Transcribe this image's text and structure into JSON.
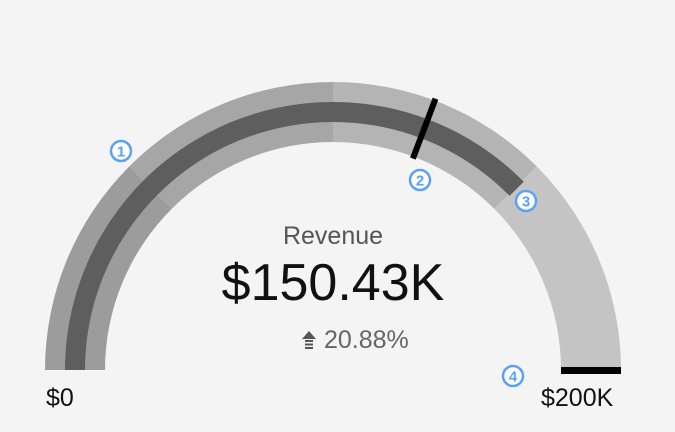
{
  "chart_data": {
    "type": "gauge",
    "title": "Revenue",
    "value": 150430,
    "value_label": "$150.43K",
    "min": 0,
    "max": 200000,
    "min_label": "$0",
    "max_label": "$200K",
    "change": {
      "label": "20.88%",
      "direction": "up",
      "icon": "arrow-up-icon"
    },
    "target": 123000,
    "max_marker": 200000,
    "ranges": [
      {
        "from": 0,
        "to": 50000,
        "color": "#9c9c9c"
      },
      {
        "from": 50000,
        "to": 100000,
        "color": "#a6a6a6"
      },
      {
        "from": 100000,
        "to": 150000,
        "color": "#b4b4b4"
      },
      {
        "from": 150000,
        "to": 200000,
        "color": "#c4c4c4"
      }
    ],
    "value_color": "#5e5e5e",
    "annotations": [
      {
        "label": "1",
        "at": 50000
      },
      {
        "label": "2",
        "at": 123000
      },
      {
        "label": "3",
        "at": 150000
      },
      {
        "label": "4",
        "at": 200000
      }
    ],
    "annotation_color": "#5aa2f5"
  }
}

━━━━━━━━━━━━━━━━

_TASK BRIEF:_ Print out the lines exactly, skipping any picture.

_ANSWER TO THE EXERCISE:_
Transcribe this image's text and structure into JSON.
{
  "chart_data": {
    "type": "gauge",
    "title": "Revenue",
    "value": 150430,
    "value_label": "$150.43K",
    "min": 0,
    "max": 200000,
    "min_label": "$0",
    "max_label": "$200K",
    "change": {
      "label": "20.88%",
      "direction": "up",
      "icon": "arrow-up-icon"
    },
    "target": 123000,
    "max_marker": 200000,
    "ranges": [
      {
        "from": 0,
        "to": 50000,
        "color": "#9c9c9c"
      },
      {
        "from": 50000,
        "to": 100000,
        "color": "#a6a6a6"
      },
      {
        "from": 100000,
        "to": 150000,
        "color": "#b4b4b4"
      },
      {
        "from": 150000,
        "to": 200000,
        "color": "#c4c4c4"
      }
    ],
    "value_color": "#5e5e5e",
    "annotations": [
      {
        "label": "1",
        "at": 50000
      },
      {
        "label": "2",
        "at": 123000
      },
      {
        "label": "3",
        "at": 150000
      },
      {
        "label": "4",
        "at": 200000
      }
    ],
    "annotation_color": "#5aa2f5"
  }
}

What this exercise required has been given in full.